> **Job**
Retype the whole listing below, character for character.

> **Task inputs**
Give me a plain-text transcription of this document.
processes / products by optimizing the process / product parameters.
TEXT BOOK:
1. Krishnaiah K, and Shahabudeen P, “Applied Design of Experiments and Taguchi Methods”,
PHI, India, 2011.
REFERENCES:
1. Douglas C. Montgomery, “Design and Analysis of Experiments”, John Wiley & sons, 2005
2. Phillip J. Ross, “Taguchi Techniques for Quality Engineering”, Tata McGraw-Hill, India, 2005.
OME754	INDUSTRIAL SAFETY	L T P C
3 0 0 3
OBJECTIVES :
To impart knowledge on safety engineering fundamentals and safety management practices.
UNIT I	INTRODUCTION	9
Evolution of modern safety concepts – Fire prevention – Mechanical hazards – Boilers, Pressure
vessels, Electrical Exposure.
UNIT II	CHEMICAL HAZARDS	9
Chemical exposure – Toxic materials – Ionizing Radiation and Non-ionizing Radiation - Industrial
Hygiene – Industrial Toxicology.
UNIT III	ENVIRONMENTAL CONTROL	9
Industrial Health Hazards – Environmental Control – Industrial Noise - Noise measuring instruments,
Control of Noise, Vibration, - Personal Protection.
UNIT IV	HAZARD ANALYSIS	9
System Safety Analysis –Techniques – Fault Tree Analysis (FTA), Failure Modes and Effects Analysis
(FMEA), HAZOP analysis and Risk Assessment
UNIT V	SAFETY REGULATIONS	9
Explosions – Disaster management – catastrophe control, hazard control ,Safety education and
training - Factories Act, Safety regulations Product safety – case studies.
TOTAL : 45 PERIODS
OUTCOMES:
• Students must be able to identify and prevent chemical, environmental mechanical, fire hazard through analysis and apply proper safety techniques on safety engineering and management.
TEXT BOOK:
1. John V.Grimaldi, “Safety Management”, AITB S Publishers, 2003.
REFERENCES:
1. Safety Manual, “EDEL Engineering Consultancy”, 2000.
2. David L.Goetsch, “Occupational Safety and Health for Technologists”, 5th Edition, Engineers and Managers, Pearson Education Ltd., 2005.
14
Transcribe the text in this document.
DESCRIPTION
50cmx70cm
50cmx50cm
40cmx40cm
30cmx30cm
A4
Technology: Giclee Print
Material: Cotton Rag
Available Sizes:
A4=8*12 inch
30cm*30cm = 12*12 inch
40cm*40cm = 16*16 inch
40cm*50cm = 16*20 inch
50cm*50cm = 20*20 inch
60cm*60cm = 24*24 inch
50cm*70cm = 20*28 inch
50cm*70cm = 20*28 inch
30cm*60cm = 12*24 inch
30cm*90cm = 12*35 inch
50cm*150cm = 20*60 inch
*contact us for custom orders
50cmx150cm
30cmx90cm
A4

> **Full answer**
Give me a plain-text transcription of this document.
processes / products by optimizing the process / product parameters.
TEXT BOOK:
1. Krishnaiah K, and Shahabudeen P, “Applied Design of Experiments and Taguchi Methods”,
PHI, India, 2011.
REFERENCES:
1. Douglas C. Montgomery, “Design and Analysis of Experiments”, John Wiley & sons, 2005
2. Phillip J. Ross, “Taguchi Techniques for Quality Engineering”, Tata McGraw-Hill, India, 2005.
OME754	INDUSTRIAL SAFETY	L T P C
3 0 0 3
OBJECTIVES :
To impart knowledge on safety engineering fundamentals and safety management practices.
UNIT I	INTRODUCTION	9
Evolution of modern safety concepts – Fire prevention – Mechanical hazards – Boilers, Pressure
vessels, Electrical Exposure.
UNIT II	CHEMICAL HAZARDS	9
Chemical exposure – Toxic materials – Ionizing Radiation and Non-ionizing Radiation - Industrial
Hygiene – Industrial Toxicology.
UNIT III	ENVIRONMENTAL CONTROL	9
Industrial Health Hazards – Environmental Control – Industrial Noise - Noise measuring instruments,
Control of Noise, Vibration, - Personal Protection.
UNIT IV	HAZARD ANALYSIS	9
System Safety Analysis –Techniques – Fault Tree Analysis (FTA), Failure Modes and Effects Analysis
(FMEA), HAZOP analysis and Risk Assessment
UNIT V	SAFETY REGULATIONS	9
Explosions – Disaster management – catastrophe control, hazard control ,Safety education and
training - Factories Act, Safety regulations Product safety – case studies.
TOTAL : 45 PERIODS
OUTCOMES:
• Students must be able to identify and prevent chemical, environmental mechanical, fire hazard through analysis and apply proper safety techniques on safety engineering and management.
TEXT BOOK:
1. John V.Grimaldi, “Safety Management”, AITB S Publishers, 2003.
REFERENCES:
1. Safety Manual, “EDEL Engineering Consultancy”, 2000.
2. David L.Goetsch, “Occupational Safety and Health for Technologists”, 5th Edition, Engineers and Managers, Pearson Education Ltd., 2005.
14
Transcribe the text in this document.
DESCRIPTION
50cmx70cm
50cmx50cm
40cmx40cm
30cmx30cm
A4
Technology: Giclee Print
Material: Cotton Rag
Available Sizes:
A4=8*12 inch
30cm*30cm = 12*12 inch
40cm*40cm = 16*16 inch
40cm*50cm = 16*20 inch
50cm*50cm = 20*20 inch
60cm*60cm = 24*24 inch
50cm*70cm = 20*28 inch
50cm*70cm = 20*28 inch
30cm*60cm = 12*24 inch
30cm*90cm = 12*35 inch
50cm*150cm = 20*60 inch
*contact us for custom orders
50cmx150cm
30cmx90cm
A4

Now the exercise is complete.